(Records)
§

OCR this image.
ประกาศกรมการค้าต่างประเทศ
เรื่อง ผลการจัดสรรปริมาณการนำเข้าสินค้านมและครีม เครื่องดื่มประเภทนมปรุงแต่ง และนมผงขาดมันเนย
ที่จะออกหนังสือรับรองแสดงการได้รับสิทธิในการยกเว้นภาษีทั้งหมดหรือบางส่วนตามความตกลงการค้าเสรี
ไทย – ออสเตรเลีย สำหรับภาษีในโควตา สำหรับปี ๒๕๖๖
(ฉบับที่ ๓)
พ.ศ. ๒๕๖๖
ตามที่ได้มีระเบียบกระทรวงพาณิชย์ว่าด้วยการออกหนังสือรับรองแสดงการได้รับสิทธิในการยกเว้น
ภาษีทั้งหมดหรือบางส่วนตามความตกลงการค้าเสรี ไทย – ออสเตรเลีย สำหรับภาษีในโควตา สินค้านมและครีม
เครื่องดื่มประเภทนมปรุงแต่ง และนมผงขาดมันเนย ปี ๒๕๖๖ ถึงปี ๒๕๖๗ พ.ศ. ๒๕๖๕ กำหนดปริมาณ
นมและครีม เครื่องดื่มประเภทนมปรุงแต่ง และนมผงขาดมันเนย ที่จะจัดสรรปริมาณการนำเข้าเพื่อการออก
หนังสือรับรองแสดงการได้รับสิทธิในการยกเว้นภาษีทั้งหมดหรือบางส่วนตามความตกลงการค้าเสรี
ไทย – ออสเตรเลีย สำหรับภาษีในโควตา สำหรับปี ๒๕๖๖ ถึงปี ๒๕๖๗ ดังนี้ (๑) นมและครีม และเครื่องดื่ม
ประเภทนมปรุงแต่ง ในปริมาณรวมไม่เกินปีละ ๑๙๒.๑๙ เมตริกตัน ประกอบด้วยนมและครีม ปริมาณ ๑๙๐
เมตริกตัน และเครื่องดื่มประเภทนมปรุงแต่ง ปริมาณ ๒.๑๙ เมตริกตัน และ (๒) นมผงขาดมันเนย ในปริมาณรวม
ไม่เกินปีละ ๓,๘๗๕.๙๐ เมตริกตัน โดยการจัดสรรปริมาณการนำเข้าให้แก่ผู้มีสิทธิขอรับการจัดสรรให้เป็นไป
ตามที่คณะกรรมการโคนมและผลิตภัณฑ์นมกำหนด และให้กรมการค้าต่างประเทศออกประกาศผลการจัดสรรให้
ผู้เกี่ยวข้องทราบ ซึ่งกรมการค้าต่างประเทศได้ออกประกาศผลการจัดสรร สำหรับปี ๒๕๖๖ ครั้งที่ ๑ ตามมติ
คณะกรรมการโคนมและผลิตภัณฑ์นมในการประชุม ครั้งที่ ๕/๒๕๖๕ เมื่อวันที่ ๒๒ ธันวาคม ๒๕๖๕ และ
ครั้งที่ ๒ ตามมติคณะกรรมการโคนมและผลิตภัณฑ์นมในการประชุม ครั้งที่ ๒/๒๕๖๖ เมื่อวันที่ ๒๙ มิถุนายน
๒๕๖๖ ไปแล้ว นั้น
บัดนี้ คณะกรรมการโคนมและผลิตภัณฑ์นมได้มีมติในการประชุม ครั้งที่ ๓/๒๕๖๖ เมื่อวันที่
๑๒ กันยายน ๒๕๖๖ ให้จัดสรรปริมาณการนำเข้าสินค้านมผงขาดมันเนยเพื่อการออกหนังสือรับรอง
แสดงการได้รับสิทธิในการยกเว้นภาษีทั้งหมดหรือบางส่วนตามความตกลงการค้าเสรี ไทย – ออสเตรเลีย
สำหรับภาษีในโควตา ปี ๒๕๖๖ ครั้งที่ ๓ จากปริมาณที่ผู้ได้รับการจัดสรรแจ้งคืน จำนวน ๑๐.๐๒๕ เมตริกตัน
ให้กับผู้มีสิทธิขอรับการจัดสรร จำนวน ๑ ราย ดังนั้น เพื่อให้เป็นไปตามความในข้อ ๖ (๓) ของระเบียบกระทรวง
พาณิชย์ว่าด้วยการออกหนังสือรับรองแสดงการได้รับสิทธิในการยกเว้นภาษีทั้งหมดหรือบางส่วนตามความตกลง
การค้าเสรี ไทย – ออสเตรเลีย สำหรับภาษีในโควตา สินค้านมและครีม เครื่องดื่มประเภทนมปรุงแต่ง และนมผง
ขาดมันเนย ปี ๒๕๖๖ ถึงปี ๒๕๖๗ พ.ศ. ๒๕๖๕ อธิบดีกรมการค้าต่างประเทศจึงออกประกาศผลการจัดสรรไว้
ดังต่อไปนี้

§

Search the lines above for the string "ออสเตรเล", then show every one that has it.

ไทย – ออสเตรเลีย สำหรับภาษีในโควตา สำหรับปี ๒๕๖๖
ภาษีทั้งหมดหรือบางส่วนตามความตกลงการค้าเสรี ไทย – ออสเตรเลีย สำหรับภาษีในโควตา สินค้านมและครีม
ไทย – ออสเตรเลีย สำหรับภาษีในโควตา สำหรับปี ๒๕๖๖ ถึงปี ๒๕๖๗ ดังนี้ (๑) นมและครีม และเครื่องดื่ม
แสดงการได้รับสิทธิในการยกเว้นภาษีทั้งหมดหรือบางส่วนตามความตกลงการค้าเสรี ไทย – ออสเตรเลีย
การค้าเสรี ไทย – ออสเตรเลีย สำหรับภาษีในโควตา สินค้านมและครีม เครื่องดื่มประเภทนมปรุงแต่ง และนมผง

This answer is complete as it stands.